- WRITTEN PROBLEM 1 -
Copy the entries below as they appear, from the line containing "code-line[interactable]: 18 foo();" through the last entry, with both of those lines included.

- SOURCE -

* * *

The Early Days of Data Warehouse Appliances

 

When data warehouse appliances were first unleashed on the scene back in 2002, industry observers viewed this new technology with a bit of skepticism, and rightly so. Whenever an entirely new technology enters a market - or creates its own market, in this case - it can take a while before businesses truly begin to adopt it. Now, five years later, data warehouse appliances operate at the center of some of the top global enterprises. Companies like Corporate Express US, Neiman Marcus, NYSE Euronext and Virgin Media have deployed data warehouse appliances as the cornerstone of their business analytics operations.

 

The concept was quite simple when data warehouse appliances first appeared in the marketplace. Traditional data warehouse architectures were sufficient for storing large amounts of information, but as data volumes exploded in the new millennium, these systems were unable to offer the detailed analysis that businesses needed in order to compete in a timely fashion. SQL queries performed on these traditional data warehouse systems usually took hours, days or even weeks to process. In a world where business agility is key, having information that was weeks out-of-date simply didn’t cut it.

 

Data warehouse appliances offered a new alternative - integrated architectures comprised of database, server and storage. These systems were built to be powerhouses in the realm of data analysis, speeding queries by orders of magnitude when compared to traditional data warehouse systems. Queries that once took days or weeks to process were cut down to seconds or minutes. Data analytics no longer meant getting a view of where your company had been a day or a week ago, but where it was in the present. Data warehouse appliances enabled business to see what was possible down the road, meaning that they could compete on the analytics locked inside their data.

* * *

Lines of data:
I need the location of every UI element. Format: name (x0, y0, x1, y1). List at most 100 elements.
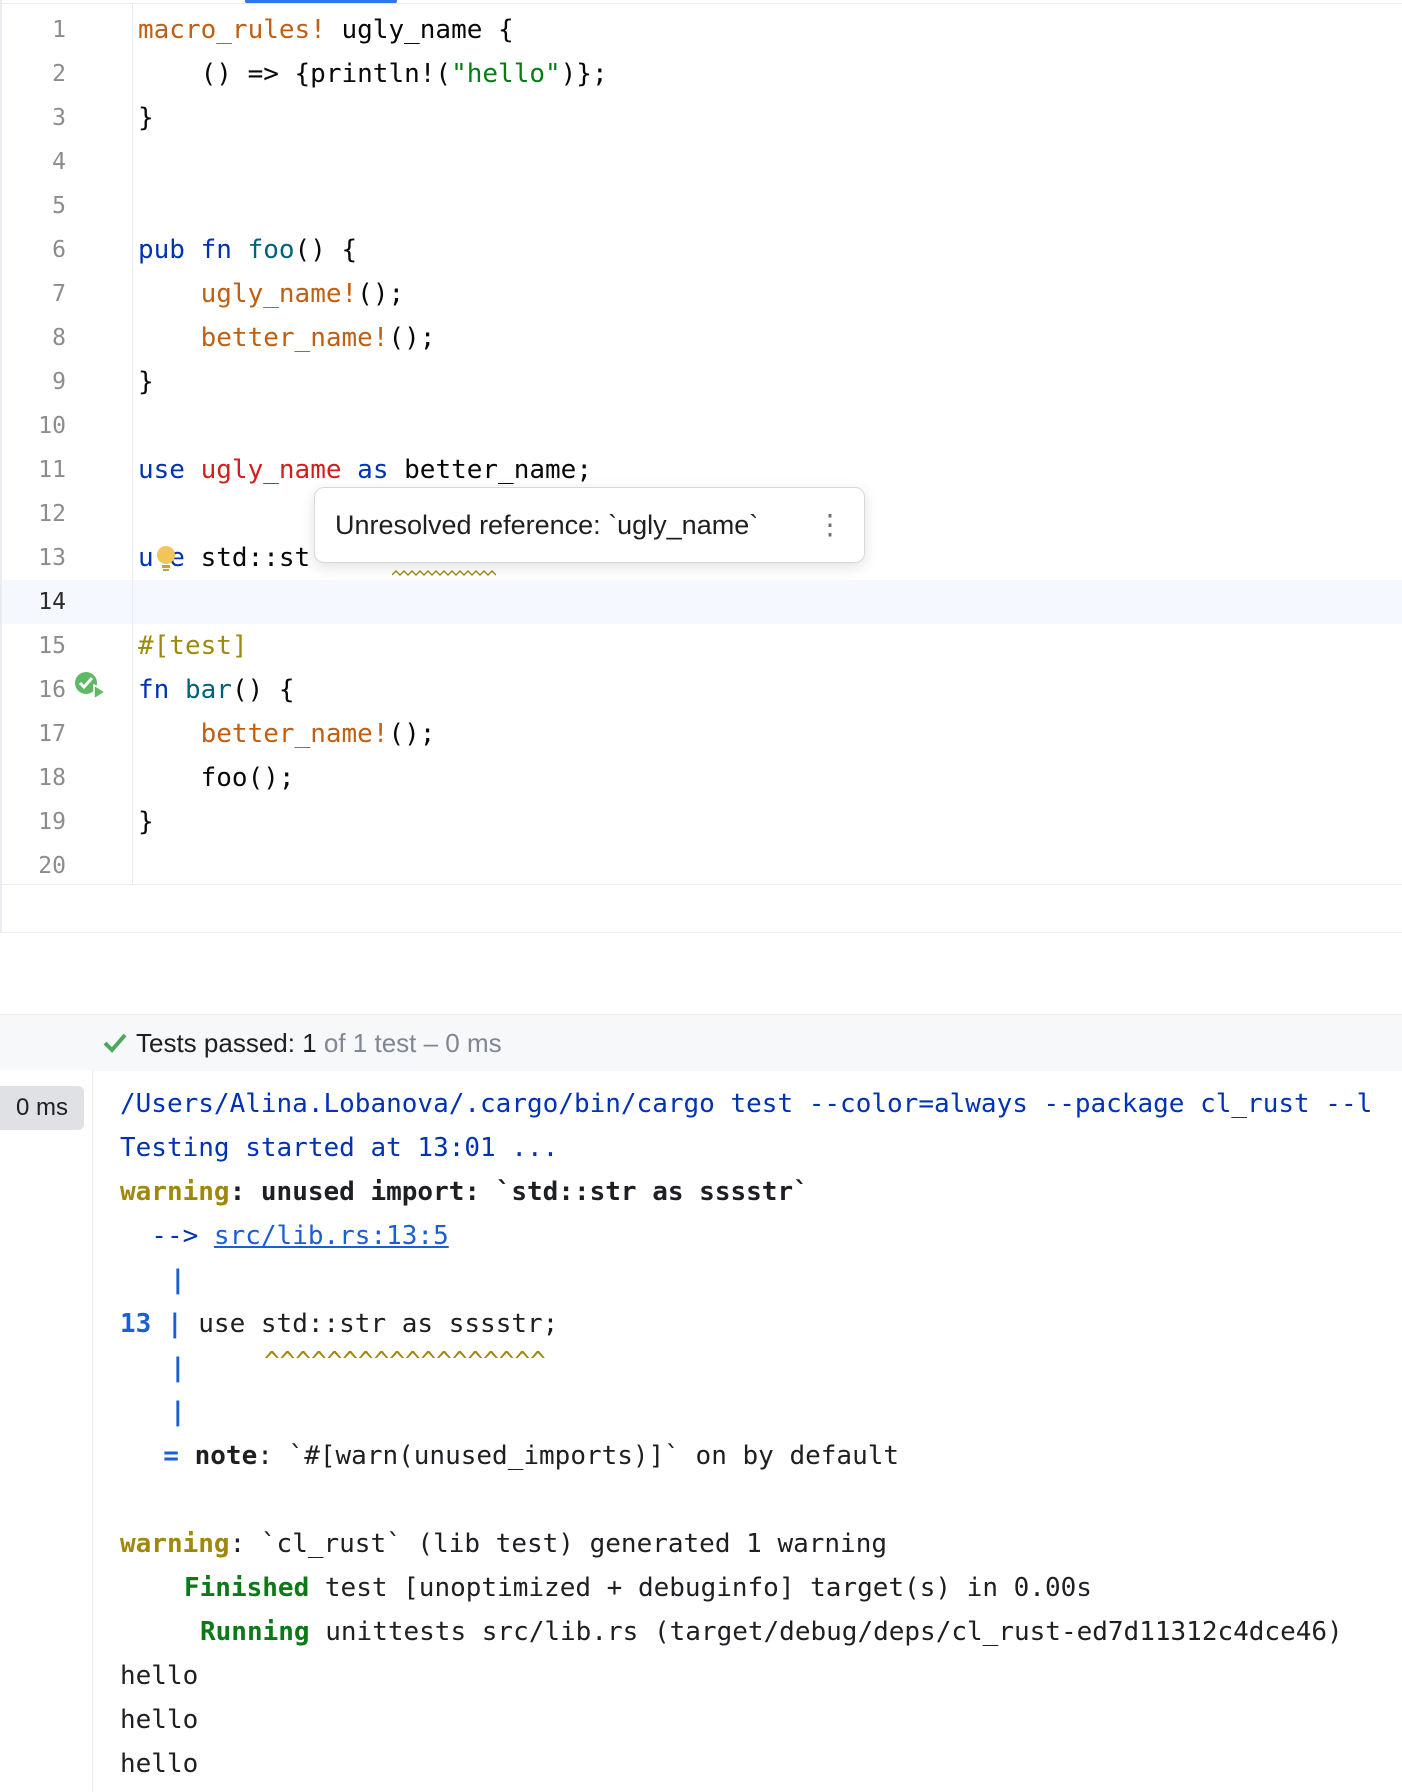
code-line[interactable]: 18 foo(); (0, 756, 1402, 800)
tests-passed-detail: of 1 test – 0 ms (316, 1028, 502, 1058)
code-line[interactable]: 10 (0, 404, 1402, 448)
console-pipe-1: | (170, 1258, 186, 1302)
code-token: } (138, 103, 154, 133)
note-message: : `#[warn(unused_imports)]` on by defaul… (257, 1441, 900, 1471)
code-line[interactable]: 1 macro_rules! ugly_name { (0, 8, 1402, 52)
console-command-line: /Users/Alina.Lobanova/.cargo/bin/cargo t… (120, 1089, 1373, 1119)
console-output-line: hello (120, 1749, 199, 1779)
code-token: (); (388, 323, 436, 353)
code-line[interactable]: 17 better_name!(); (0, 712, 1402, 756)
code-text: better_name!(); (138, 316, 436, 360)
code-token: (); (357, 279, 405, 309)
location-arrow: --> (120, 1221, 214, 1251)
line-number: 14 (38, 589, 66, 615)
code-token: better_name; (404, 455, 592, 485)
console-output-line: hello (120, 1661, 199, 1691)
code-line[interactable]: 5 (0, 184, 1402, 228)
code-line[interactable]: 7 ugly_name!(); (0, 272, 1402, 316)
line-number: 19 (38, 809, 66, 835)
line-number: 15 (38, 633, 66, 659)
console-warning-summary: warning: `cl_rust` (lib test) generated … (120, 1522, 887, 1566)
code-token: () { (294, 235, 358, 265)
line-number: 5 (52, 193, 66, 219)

* * *

- WRITTEN PROBLEM 2 -
According to the data warehouse appliances article, in what year did these appliances first appear on the scene?

- COMPLETE OUTPUT 1 -
code-line[interactable]: 18 foo(); (0, 756, 1402, 800)
tests-passed-detail: of 1 test – 0 ms (316, 1028, 502, 1058)
code-line[interactable]: 10 (0, 404, 1402, 448)
console-pipe-1: | (170, 1258, 186, 1302)
code-token: } (138, 103, 154, 133)
note-message: : `#[warn(unused_imports)]` on by defaul… (257, 1441, 900, 1471)
code-line[interactable]: 1 macro_rules! ugly_name { (0, 8, 1402, 52)
console-command-line: /Users/Alina.Lobanova/.cargo/bin/cargo t… (120, 1089, 1373, 1119)
console-output-line: hello (120, 1749, 199, 1779)
code-token: (); (388, 323, 436, 353)
code-line[interactable]: 17 better_name!(); (0, 712, 1402, 756)
code-text: better_name!(); (138, 316, 436, 360)
code-token: (); (357, 279, 405, 309)
location-arrow: --> (120, 1221, 214, 1251)
line-number: 14 (38, 589, 66, 615)
code-token: better_name; (404, 455, 592, 485)
console-output-line: hello (120, 1661, 199, 1691)
code-line[interactable]: 5 (0, 184, 1402, 228)
code-line[interactable]: 7 ugly_name!(); (0, 272, 1402, 316)
line-number: 19 (38, 809, 66, 835)
line-number: 15 (38, 633, 66, 659)
console-warning-summary: warning: `cl_rust` (lib test) generated … (120, 1522, 887, 1566)
code-token: () { (294, 235, 358, 265)
line-number: 5 (52, 193, 66, 219)

- COMPLETE OUTPUT 2 -
2002